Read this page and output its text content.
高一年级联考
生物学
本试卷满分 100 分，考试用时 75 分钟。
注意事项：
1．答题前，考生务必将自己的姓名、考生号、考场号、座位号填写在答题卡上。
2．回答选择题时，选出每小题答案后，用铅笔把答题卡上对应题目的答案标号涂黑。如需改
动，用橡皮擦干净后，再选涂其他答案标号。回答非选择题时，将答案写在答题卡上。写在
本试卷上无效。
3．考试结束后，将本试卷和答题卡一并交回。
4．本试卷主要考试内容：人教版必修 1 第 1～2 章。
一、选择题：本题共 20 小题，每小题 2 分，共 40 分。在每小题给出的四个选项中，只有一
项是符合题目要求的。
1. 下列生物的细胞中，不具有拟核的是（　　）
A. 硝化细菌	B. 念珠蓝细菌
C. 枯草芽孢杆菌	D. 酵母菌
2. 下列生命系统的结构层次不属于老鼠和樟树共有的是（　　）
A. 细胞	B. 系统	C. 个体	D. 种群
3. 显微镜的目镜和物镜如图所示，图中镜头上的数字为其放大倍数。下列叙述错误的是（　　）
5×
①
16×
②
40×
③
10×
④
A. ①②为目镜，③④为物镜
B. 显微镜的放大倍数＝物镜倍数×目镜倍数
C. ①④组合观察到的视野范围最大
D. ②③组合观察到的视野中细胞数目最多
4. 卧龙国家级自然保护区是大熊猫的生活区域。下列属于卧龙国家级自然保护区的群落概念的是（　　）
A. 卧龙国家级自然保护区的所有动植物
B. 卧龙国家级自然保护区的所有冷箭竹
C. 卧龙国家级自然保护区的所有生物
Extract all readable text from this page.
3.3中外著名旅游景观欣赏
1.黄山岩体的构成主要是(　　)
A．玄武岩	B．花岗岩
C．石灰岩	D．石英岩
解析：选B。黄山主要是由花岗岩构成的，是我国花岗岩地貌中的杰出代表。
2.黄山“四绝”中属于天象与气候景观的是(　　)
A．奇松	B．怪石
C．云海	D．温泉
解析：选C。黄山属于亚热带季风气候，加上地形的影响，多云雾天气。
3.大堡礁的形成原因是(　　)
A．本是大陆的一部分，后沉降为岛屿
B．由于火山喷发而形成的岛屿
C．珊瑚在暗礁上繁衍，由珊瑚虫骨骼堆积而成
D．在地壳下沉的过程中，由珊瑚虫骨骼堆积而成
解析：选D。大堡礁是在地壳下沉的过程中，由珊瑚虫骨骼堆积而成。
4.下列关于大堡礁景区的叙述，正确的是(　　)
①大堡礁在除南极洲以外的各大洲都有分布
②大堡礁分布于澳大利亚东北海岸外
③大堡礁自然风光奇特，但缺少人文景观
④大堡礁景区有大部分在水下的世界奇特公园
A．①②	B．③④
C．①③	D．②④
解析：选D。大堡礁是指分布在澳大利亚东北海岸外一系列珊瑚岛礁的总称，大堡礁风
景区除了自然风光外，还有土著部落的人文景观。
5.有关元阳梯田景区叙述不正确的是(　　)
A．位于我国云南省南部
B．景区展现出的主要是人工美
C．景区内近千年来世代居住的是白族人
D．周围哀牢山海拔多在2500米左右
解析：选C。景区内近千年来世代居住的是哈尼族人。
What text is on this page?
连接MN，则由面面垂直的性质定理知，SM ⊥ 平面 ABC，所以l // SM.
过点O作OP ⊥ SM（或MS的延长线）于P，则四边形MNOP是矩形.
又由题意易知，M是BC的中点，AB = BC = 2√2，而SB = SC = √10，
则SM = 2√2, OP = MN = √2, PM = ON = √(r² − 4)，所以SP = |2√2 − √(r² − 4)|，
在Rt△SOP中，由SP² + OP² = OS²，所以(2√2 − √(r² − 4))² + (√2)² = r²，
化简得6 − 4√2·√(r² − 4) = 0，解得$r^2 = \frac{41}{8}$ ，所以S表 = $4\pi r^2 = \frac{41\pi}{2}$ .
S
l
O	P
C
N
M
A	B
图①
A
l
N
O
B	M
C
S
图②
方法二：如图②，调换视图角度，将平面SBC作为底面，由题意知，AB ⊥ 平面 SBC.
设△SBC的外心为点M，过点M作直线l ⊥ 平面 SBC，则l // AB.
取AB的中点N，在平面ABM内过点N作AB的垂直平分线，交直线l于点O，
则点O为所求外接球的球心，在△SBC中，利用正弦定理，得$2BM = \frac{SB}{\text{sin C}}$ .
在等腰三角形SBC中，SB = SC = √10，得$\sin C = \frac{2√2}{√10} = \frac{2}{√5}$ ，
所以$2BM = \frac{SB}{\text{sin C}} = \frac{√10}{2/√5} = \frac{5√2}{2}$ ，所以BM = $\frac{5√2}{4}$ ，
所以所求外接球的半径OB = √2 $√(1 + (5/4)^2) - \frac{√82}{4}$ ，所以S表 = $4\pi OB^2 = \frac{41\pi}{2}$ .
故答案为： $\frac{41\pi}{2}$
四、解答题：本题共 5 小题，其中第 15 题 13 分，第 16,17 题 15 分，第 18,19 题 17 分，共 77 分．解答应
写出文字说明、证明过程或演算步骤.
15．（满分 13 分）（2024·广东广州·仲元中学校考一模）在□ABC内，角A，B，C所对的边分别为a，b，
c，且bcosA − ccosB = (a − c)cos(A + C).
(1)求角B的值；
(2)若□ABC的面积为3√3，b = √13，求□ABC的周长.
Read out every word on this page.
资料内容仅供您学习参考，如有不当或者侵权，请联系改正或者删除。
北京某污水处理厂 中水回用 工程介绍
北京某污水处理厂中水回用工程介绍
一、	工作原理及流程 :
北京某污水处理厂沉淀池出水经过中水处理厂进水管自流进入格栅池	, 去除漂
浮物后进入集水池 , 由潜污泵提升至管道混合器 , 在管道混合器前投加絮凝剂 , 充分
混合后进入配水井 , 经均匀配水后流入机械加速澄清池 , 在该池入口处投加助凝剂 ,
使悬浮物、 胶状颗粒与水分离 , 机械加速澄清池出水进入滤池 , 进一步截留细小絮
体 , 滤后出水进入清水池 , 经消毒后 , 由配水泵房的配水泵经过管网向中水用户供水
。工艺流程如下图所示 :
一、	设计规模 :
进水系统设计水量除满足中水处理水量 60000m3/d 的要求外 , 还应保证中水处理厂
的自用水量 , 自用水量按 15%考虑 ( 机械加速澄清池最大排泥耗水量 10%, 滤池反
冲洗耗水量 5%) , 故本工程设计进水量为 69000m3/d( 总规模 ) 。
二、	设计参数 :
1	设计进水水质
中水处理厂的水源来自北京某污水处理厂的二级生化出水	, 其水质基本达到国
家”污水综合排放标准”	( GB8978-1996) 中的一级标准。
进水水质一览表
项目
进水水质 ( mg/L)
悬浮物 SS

▶ Problem to solve
Looking at the records above, say how many lines hold the string "page". Write nothing but the number.

▶ Solution
4